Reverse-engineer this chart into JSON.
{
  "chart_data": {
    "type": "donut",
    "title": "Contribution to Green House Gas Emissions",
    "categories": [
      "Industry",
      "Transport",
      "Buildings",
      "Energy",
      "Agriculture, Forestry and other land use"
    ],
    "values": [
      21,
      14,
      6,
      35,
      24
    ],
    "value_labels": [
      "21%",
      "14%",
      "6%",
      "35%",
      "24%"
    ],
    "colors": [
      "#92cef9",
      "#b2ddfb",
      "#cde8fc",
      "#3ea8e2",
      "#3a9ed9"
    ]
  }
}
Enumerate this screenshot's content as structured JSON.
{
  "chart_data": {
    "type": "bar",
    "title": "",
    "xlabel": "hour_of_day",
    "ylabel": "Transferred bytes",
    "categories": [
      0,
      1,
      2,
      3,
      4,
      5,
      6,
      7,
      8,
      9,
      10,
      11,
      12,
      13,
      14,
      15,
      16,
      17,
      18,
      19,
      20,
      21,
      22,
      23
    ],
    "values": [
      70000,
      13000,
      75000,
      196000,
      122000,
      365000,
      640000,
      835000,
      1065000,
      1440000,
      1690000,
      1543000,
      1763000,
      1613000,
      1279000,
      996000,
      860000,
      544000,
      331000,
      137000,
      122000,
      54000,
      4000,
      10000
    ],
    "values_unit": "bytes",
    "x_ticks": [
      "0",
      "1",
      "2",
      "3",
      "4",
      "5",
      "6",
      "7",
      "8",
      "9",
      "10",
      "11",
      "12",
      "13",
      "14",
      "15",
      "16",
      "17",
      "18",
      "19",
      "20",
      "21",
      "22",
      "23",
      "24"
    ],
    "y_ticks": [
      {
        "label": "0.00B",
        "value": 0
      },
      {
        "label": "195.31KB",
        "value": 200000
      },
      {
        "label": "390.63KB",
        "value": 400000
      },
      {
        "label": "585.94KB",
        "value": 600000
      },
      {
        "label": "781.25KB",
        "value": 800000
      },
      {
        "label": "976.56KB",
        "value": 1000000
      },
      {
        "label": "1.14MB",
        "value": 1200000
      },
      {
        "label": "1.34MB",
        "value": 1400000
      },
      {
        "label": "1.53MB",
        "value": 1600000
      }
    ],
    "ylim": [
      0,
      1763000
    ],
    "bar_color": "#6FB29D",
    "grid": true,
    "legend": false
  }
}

Given problem →
Write out every line of the data that holds the word "bytes".

Task solution →
    "ylabel": "Transferred bytes",
    "values_unit": "bytes",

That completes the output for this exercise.